### EXERCISE
Check every line of the data below for "BERT". Copy each one that has it.

### DATA EXTRACTS
--
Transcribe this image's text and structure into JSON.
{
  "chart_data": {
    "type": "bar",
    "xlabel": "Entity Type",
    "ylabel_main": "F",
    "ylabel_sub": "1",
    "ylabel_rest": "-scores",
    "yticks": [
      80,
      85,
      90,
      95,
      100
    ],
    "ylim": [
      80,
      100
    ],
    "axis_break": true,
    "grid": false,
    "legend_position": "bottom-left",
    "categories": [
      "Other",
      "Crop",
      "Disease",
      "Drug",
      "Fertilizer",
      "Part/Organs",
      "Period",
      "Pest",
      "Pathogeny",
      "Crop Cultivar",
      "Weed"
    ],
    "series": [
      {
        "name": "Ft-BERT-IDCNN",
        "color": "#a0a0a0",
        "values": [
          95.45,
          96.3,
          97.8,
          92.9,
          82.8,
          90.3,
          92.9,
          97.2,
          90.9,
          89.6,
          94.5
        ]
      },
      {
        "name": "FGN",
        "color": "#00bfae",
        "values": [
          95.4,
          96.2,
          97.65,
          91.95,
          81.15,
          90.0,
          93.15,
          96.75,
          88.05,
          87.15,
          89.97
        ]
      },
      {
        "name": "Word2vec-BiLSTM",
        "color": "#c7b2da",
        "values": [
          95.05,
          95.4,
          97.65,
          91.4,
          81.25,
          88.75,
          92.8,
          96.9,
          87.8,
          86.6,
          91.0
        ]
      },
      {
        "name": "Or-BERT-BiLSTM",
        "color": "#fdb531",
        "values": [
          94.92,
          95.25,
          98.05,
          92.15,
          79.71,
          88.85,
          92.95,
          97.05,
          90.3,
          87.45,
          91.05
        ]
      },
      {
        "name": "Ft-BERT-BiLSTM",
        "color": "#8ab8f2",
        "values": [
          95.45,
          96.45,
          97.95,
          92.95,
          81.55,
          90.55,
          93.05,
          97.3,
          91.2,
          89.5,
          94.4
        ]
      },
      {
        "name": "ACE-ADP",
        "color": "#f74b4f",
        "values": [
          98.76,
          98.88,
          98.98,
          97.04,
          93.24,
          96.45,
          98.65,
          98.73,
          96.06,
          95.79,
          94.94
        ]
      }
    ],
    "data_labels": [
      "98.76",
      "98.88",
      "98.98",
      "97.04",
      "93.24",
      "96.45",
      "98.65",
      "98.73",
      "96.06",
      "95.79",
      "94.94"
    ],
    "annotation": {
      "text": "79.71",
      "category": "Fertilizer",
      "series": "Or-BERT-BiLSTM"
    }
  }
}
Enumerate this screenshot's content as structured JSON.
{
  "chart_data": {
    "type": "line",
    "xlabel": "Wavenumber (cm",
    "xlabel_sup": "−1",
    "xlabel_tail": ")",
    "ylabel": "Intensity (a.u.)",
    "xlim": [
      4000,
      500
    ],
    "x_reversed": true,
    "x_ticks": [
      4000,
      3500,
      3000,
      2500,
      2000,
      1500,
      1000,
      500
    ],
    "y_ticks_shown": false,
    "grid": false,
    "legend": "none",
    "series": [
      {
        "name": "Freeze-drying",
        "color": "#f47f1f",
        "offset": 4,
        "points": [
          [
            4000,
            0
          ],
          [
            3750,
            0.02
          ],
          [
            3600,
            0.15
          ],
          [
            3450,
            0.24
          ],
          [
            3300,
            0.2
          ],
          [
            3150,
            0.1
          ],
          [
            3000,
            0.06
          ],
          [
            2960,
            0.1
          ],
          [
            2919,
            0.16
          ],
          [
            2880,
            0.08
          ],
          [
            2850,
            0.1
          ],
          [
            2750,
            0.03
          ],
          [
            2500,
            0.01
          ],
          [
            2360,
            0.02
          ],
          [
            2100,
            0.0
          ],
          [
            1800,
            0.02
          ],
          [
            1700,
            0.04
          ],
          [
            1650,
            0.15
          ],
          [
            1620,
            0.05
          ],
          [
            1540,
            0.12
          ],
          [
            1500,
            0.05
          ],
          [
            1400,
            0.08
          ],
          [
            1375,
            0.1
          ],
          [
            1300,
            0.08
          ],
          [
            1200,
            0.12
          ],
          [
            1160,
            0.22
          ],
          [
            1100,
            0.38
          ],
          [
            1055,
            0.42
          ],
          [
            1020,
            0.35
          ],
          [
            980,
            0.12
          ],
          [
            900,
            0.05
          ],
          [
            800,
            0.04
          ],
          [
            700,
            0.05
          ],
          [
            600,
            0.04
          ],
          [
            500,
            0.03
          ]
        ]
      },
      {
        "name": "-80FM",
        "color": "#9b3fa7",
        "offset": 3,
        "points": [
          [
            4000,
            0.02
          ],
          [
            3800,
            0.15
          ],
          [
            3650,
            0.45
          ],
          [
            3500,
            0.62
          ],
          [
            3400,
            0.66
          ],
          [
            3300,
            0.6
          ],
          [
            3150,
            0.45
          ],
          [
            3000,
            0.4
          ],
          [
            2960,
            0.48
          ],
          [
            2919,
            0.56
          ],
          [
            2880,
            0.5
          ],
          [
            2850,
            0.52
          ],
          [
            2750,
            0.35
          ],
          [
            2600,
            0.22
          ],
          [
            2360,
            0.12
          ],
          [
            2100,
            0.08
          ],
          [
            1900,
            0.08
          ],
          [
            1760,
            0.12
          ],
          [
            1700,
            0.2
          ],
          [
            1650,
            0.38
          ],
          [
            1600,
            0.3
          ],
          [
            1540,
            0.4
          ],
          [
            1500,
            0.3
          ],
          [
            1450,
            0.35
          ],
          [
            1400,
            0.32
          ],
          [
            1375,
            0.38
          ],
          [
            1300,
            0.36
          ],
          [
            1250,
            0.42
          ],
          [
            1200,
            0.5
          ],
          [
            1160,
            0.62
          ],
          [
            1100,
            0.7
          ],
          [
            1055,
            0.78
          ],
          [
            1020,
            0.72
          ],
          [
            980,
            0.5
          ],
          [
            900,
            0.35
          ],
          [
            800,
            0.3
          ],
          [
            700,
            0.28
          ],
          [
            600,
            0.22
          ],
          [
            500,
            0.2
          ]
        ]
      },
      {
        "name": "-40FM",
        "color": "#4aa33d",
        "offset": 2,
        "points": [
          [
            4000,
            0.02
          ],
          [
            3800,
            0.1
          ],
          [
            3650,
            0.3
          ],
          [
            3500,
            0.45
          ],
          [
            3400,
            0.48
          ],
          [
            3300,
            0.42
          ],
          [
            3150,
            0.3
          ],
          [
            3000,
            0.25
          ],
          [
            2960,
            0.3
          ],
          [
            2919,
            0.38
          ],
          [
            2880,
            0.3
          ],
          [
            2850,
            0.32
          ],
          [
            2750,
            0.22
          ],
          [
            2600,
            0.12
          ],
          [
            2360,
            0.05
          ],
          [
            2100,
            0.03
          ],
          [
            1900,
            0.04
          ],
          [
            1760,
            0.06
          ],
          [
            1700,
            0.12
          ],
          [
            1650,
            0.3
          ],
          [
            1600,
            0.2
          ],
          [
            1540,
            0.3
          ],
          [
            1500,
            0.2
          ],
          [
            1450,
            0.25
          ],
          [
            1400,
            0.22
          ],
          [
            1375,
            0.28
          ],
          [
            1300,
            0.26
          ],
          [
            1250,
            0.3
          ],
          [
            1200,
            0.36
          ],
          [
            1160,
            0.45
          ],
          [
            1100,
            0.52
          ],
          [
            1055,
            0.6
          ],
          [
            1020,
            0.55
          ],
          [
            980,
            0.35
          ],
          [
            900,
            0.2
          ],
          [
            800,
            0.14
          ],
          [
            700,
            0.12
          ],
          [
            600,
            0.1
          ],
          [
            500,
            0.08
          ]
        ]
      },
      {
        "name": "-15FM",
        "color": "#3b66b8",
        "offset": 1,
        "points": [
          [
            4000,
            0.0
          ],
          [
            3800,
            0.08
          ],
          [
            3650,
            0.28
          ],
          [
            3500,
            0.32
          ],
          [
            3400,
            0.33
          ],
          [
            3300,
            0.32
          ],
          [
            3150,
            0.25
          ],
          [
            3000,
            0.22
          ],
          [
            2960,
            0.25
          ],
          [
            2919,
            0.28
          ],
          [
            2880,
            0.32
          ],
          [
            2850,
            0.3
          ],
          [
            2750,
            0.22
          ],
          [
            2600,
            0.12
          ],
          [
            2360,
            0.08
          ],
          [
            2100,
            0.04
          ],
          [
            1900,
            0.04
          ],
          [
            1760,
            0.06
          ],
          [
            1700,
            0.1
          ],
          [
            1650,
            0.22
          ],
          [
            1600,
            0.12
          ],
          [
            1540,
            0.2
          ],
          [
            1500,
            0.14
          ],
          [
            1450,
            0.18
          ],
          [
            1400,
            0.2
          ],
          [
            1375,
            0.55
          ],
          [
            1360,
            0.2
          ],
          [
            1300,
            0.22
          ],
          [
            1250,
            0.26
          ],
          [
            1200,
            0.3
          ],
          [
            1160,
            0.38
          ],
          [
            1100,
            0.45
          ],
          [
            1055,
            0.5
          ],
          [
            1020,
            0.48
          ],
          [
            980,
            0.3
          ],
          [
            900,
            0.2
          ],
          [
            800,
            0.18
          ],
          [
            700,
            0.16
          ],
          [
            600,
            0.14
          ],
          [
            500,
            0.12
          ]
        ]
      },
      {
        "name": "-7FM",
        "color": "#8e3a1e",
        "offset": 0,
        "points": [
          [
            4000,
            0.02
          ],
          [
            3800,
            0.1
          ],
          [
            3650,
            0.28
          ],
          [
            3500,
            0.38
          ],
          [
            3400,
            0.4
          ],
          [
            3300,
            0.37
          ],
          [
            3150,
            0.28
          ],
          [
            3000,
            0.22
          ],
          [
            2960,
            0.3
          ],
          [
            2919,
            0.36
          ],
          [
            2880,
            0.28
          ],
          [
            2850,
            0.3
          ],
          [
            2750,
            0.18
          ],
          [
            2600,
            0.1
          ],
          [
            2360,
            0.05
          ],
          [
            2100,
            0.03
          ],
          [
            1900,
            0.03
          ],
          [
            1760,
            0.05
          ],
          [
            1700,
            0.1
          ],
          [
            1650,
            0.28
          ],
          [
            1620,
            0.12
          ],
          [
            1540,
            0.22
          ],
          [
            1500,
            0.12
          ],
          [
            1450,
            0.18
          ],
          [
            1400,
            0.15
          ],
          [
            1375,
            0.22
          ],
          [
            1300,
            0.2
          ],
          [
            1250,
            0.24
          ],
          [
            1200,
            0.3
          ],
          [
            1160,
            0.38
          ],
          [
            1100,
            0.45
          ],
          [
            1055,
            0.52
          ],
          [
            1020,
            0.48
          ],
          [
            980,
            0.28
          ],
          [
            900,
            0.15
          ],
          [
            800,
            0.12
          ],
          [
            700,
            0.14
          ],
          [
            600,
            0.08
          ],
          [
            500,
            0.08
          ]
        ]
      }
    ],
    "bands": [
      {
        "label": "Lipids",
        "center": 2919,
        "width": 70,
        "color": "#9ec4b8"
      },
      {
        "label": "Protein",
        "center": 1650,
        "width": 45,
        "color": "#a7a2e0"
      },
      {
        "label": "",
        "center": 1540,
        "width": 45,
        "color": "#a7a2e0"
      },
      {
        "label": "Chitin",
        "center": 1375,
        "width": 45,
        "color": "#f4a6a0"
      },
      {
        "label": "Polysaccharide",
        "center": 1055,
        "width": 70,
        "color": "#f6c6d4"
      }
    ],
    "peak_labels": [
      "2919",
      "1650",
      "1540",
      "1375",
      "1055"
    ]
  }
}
--
### PROBLEM SOLUTION
        "name": "Ft-BERT-IDCNN",
        "name": "Or-BERT-BiLSTM",
        "name": "Ft-BERT-BiLSTM",
      "series": "Or-BERT-BiLSTM"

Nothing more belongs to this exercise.